- **Data excerpts**:
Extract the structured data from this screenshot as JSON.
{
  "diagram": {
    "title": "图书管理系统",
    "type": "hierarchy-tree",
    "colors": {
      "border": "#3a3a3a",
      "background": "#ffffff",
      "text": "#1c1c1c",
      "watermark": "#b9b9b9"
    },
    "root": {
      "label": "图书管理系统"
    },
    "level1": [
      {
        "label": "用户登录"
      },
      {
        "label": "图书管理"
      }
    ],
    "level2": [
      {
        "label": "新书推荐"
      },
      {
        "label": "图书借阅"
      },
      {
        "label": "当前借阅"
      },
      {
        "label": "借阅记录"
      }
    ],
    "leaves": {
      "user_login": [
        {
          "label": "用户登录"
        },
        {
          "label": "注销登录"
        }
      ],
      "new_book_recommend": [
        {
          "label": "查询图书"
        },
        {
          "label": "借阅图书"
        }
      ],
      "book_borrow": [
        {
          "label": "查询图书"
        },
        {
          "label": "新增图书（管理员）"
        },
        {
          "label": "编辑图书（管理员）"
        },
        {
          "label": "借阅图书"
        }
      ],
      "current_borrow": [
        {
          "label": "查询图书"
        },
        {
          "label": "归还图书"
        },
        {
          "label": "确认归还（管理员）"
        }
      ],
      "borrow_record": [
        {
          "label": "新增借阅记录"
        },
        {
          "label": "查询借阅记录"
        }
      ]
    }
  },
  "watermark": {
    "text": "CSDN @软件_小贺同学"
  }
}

- **Directions for this task**: Restate each of the entries above verbatim.

- **Exercise answer**:
Extract the structured data from this screenshot as JSON.
{
  "diagram": {
    "title": "图书管理系统",
    "type": "hierarchy-tree",
    "colors": {
      "border": "#3a3a3a",
      "background": "#ffffff",
      "text": "#1c1c1c",
      "watermark": "#b9b9b9"
    },
    "root": {
      "label": "图书管理系统"
    },
    "level1": [
      {
        "label": "用户登录"
      },
      {
        "label": "图书管理"
      }
    ],
    "level2": [
      {
        "label": "新书推荐"
      },
      {
        "label": "图书借阅"
      },
      {
        "label": "当前借阅"
      },
      {
        "label": "借阅记录"
      }
    ],
    "leaves": {
      "user_login": [
        {
          "label": "用户登录"
        },
        {
          "label": "注销登录"
        }
      ],
      "new_book_recommend": [
        {
          "label": "查询图书"
        },
        {
          "label": "借阅图书"
        }
      ],
      "book_borrow": [
        {
          "label": "查询图书"
        },
        {
          "label": "新增图书（管理员）"
        },
        {
          "label": "编辑图书（管理员）"
        },
        {
          "label": "借阅图书"
        }
      ],
      "current_borrow": [
        {
          "label": "查询图书"
        },
        {
          "label": "归还图书"
        },
        {
          "label": "确认归还（管理员）"
        }
      ],
      "borrow_record": [
        {
          "label": "新增借阅记录"
        },
        {
          "label": "查询借阅记录"
        }
      ]
    }
  },
  "watermark": {
    "text": "CSDN @软件_小贺同学"
  }
}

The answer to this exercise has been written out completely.